# EXERCISE AIM
Reproduce each of the following entries word for word, keeping every line in its original order.

+-------+

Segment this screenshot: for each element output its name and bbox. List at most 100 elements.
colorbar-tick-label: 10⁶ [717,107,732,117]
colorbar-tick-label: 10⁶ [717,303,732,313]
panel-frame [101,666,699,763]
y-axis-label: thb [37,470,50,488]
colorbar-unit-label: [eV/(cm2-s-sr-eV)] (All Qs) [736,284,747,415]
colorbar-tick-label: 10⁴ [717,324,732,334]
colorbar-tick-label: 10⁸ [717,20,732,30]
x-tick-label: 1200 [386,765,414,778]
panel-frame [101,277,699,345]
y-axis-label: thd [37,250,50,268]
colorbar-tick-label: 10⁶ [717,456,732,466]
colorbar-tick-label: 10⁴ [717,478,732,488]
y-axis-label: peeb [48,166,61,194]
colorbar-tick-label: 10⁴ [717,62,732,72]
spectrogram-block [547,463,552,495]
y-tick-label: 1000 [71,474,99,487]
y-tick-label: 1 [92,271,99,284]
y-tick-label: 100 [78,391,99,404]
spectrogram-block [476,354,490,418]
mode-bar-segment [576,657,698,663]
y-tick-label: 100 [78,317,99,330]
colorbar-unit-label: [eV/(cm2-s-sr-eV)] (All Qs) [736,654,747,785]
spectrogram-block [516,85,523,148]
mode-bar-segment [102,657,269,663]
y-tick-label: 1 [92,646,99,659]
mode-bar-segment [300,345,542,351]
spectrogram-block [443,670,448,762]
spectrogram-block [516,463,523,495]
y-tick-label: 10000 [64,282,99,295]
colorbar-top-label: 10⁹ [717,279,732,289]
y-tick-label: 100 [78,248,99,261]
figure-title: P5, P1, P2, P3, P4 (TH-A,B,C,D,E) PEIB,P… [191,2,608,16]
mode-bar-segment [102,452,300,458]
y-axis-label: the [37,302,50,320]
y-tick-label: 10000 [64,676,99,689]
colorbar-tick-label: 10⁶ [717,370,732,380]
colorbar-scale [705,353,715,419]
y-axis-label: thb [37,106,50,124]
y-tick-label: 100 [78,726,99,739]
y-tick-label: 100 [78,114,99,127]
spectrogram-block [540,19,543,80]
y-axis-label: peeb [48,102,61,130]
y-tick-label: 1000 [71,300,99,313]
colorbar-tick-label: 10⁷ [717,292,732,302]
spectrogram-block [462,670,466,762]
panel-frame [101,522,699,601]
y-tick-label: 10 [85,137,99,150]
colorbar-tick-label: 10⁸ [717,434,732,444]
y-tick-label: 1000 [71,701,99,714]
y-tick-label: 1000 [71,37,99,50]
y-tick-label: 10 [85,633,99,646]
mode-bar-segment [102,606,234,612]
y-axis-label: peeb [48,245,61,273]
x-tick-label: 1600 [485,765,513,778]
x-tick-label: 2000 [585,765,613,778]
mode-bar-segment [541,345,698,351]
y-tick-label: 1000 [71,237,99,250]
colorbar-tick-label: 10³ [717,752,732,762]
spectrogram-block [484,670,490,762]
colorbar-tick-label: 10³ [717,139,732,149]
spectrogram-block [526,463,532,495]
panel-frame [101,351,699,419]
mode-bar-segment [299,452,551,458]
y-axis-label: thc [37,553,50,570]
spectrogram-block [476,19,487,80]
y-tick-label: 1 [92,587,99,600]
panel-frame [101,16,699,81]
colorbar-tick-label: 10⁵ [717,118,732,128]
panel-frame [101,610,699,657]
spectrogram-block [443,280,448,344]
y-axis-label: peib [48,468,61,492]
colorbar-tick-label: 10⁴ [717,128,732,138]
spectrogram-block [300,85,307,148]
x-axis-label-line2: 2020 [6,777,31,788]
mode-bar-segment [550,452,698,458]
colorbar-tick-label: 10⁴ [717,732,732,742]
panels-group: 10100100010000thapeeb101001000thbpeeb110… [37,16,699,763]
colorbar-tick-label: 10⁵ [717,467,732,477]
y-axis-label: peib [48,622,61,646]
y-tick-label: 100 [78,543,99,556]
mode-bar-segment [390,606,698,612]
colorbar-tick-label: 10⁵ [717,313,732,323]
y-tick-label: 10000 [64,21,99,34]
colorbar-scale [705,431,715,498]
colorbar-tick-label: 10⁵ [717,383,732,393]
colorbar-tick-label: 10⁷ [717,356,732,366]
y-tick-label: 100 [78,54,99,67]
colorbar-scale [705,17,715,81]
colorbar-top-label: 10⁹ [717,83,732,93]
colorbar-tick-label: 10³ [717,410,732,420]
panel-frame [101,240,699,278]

+-------+

# RESPONSE FOR THIS EXERCISE
Segment this screenshot: for each element output its name and bbox. List at most 100 elements.
colorbar-tick-label: 10⁶ [717,107,732,117]
colorbar-tick-label: 10⁶ [717,303,732,313]
panel-frame [101,666,699,763]
y-axis-label: thb [37,470,50,488]
colorbar-unit-label: [eV/(cm2-s-sr-eV)] (All Qs) [736,284,747,415]
colorbar-tick-label: 10⁴ [717,324,732,334]
colorbar-tick-label: 10⁸ [717,20,732,30]
x-tick-label: 1200 [386,765,414,778]
panel-frame [101,277,699,345]
y-axis-label: thd [37,250,50,268]
colorbar-tick-label: 10⁶ [717,456,732,466]
colorbar-tick-label: 10⁴ [717,478,732,488]
y-axis-label: peeb [48,166,61,194]
colorbar-tick-label: 10⁴ [717,62,732,72]
spectrogram-block [547,463,552,495]
y-tick-label: 1000 [71,474,99,487]
y-tick-label: 1 [92,271,99,284]
y-tick-label: 100 [78,391,99,404]
spectrogram-block [476,354,490,418]
mode-bar-segment [576,657,698,663]
y-tick-label: 100 [78,317,99,330]
colorbar-unit-label: [eV/(cm2-s-sr-eV)] (All Qs) [736,654,747,785]
spectrogram-block [516,85,523,148]
mode-bar-segment [102,657,269,663]
y-tick-label: 1 [92,646,99,659]
mode-bar-segment [300,345,542,351]
spectrogram-block [443,670,448,762]
spectrogram-block [516,463,523,495]
y-tick-label: 10000 [64,282,99,295]
colorbar-top-label: 10⁹ [717,279,732,289]
y-tick-label: 100 [78,248,99,261]
figure-title: P5, P1, P2, P3, P4 (TH-A,B,C,D,E) PEIB,P… [191,2,608,16]
mode-bar-segment [102,452,300,458]
y-axis-label: the [37,302,50,320]
y-tick-label: 10000 [64,676,99,689]
colorbar-tick-label: 10⁶ [717,370,732,380]
colorbar-scale [705,353,715,419]
y-axis-label: thb [37,106,50,124]
y-tick-label: 100 [78,726,99,739]
y-tick-label: 100 [78,114,99,127]
spectrogram-block [540,19,543,80]
y-axis-label: peeb [48,102,61,130]
y-tick-label: 1000 [71,300,99,313]
colorbar-tick-label: 10⁷ [717,292,732,302]
spectrogram-block [462,670,466,762]
panel-frame [101,522,699,601]
y-tick-label: 10 [85,137,99,150]
colorbar-tick-label: 10⁸ [717,434,732,444]
y-tick-label: 1000 [71,701,99,714]
y-tick-label: 1000 [71,37,99,50]
y-tick-label: 10 [85,633,99,646]
mode-bar-segment [102,606,234,612]
y-axis-label: peeb [48,245,61,273]
x-tick-label: 1600 [485,765,513,778]
x-tick-label: 2000 [585,765,613,778]
mode-bar-segment [541,345,698,351]
y-tick-label: 1000 [71,237,99,250]
colorbar-tick-label: 10³ [717,752,732,762]
spectrogram-block [484,670,490,762]
colorbar-tick-label: 10³ [717,139,732,149]
spectrogram-block [526,463,532,495]
panel-frame [101,351,699,419]
mode-bar-segment [299,452,551,458]
y-axis-label: thc [37,553,50,570]
spectrogram-block [476,19,487,80]
y-tick-label: 1 [92,587,99,600]
panel-frame [101,16,699,81]
colorbar-tick-label: 10⁵ [717,118,732,128]
panel-frame [101,610,699,657]
spectrogram-block [443,280,448,344]
y-axis-label: peib [48,468,61,492]
colorbar-tick-label: 10⁴ [717,128,732,138]
spectrogram-block [300,85,307,148]
x-axis-label-line2: 2020 [6,777,31,788]
mode-bar-segment [550,452,698,458]
colorbar-tick-label: 10⁴ [717,732,732,742]
panels-group: 10100100010000thapeeb101001000thbpeeb110… [37,16,699,763]
colorbar-tick-label: 10⁵ [717,467,732,477]
y-axis-label: peib [48,622,61,646]
y-tick-label: 100 [78,543,99,556]
mode-bar-segment [390,606,698,612]
colorbar-tick-label: 10⁵ [717,313,732,323]
y-tick-label: 10000 [64,21,99,34]
colorbar-scale [705,431,715,498]
colorbar-tick-label: 10⁵ [717,383,732,393]
colorbar-tick-label: 10⁷ [717,356,732,366]
y-tick-label: 100 [78,54,99,67]
colorbar-scale [705,17,715,81]
colorbar-top-label: 10⁹ [717,83,732,93]
colorbar-tick-label: 10³ [717,410,732,420]
panel-frame [101,240,699,278]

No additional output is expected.